The records that follow should be retyped word for word.
----- Supplied records
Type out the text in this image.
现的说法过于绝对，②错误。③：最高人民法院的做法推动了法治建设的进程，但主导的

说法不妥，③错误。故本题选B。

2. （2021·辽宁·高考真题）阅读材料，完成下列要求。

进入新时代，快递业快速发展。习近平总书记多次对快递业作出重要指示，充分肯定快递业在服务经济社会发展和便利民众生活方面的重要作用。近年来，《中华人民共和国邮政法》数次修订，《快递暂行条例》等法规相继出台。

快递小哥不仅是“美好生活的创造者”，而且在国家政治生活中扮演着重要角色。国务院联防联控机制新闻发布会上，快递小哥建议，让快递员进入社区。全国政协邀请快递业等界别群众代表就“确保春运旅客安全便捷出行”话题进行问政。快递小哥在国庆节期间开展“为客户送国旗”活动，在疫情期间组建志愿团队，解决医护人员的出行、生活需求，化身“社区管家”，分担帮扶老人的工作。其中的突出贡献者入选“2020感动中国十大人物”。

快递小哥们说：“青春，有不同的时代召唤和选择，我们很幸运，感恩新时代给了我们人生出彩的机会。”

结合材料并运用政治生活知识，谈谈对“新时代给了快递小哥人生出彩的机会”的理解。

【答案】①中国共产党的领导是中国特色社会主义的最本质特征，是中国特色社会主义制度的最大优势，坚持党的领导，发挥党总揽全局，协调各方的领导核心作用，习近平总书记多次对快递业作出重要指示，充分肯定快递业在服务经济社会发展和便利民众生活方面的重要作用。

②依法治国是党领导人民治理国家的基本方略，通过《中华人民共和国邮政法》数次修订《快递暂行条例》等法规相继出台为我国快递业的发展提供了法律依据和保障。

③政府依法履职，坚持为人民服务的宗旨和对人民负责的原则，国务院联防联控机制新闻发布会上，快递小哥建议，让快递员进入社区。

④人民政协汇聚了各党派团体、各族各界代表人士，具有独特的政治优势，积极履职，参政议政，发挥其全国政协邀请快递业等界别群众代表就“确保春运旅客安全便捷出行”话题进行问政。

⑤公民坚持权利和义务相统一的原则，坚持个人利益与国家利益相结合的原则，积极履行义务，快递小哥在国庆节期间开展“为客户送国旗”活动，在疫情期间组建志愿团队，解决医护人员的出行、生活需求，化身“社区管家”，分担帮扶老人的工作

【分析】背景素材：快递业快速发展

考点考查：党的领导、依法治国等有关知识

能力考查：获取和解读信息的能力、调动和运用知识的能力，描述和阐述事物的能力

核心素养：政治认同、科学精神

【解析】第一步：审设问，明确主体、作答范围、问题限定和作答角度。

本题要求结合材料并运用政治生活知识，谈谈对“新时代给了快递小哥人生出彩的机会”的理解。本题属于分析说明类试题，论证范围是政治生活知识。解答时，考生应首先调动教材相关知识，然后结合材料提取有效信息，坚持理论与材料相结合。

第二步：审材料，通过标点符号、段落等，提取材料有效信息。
----------
Written solution:
Type out the text in this image.
现的说法过于绝对，②错误。③：最高人民法院的做法推动了法治建设的进程，但主导的

说法不妥，③错误。故本题选B。

2. （2021·辽宁·高考真题）阅读材料，完成下列要求。

进入新时代，快递业快速发展。习近平总书记多次对快递业作出重要指示，充分肯定快递业在服务经济社会发展和便利民众生活方面的重要作用。近年来，《中华人民共和国邮政法》数次修订，《快递暂行条例》等法规相继出台。

快递小哥不仅是“美好生活的创造者”，而且在国家政治生活中扮演着重要角色。国务院联防联控机制新闻发布会上，快递小哥建议，让快递员进入社区。全国政协邀请快递业等界别群众代表就“确保春运旅客安全便捷出行”话题进行问政。快递小哥在国庆节期间开展“为客户送国旗”活动，在疫情期间组建志愿团队，解决医护人员的出行、生活需求，化身“社区管家”，分担帮扶老人的工作。其中的突出贡献者入选“2020感动中国十大人物”。

快递小哥们说：“青春，有不同的时代召唤和选择，我们很幸运，感恩新时代给了我们人生出彩的机会。”

结合材料并运用政治生活知识，谈谈对“新时代给了快递小哥人生出彩的机会”的理解。

【答案】①中国共产党的领导是中国特色社会主义的最本质特征，是中国特色社会主义制度的最大优势，坚持党的领导，发挥党总揽全局，协调各方的领导核心作用，习近平总书记多次对快递业作出重要指示，充分肯定快递业在服务经济社会发展和便利民众生活方面的重要作用。

②依法治国是党领导人民治理国家的基本方略，通过《中华人民共和国邮政法》数次修订《快递暂行条例》等法规相继出台为我国快递业的发展提供了法律依据和保障。

③政府依法履职，坚持为人民服务的宗旨和对人民负责的原则，国务院联防联控机制新闻发布会上，快递小哥建议，让快递员进入社区。

④人民政协汇聚了各党派团体、各族各界代表人士，具有独特的政治优势，积极履职，参政议政，发挥其全国政协邀请快递业等界别群众代表就“确保春运旅客安全便捷出行”话题进行问政。

⑤公民坚持权利和义务相统一的原则，坚持个人利益与国家利益相结合的原则，积极履行义务，快递小哥在国庆节期间开展“为客户送国旗”活动，在疫情期间组建志愿团队，解决医护人员的出行、生活需求，化身“社区管家”，分担帮扶老人的工作

【分析】背景素材：快递业快速发展

考点考查：党的领导、依法治国等有关知识

能力考查：获取和解读信息的能力、调动和运用知识的能力，描述和阐述事物的能力

核心素养：政治认同、科学精神

【解析】第一步：审设问，明确主体、作答范围、问题限定和作答角度。

本题要求结合材料并运用政治生活知识，谈谈对“新时代给了快递小哥人生出彩的机会”的理解。本题属于分析说明类试题，论证范围是政治生活知识。解答时，考生应首先调动教材相关知识，然后结合材料提取有效信息，坚持理论与材料相结合。

第二步：审材料，通过标点符号、段落等，提取材料有效信息。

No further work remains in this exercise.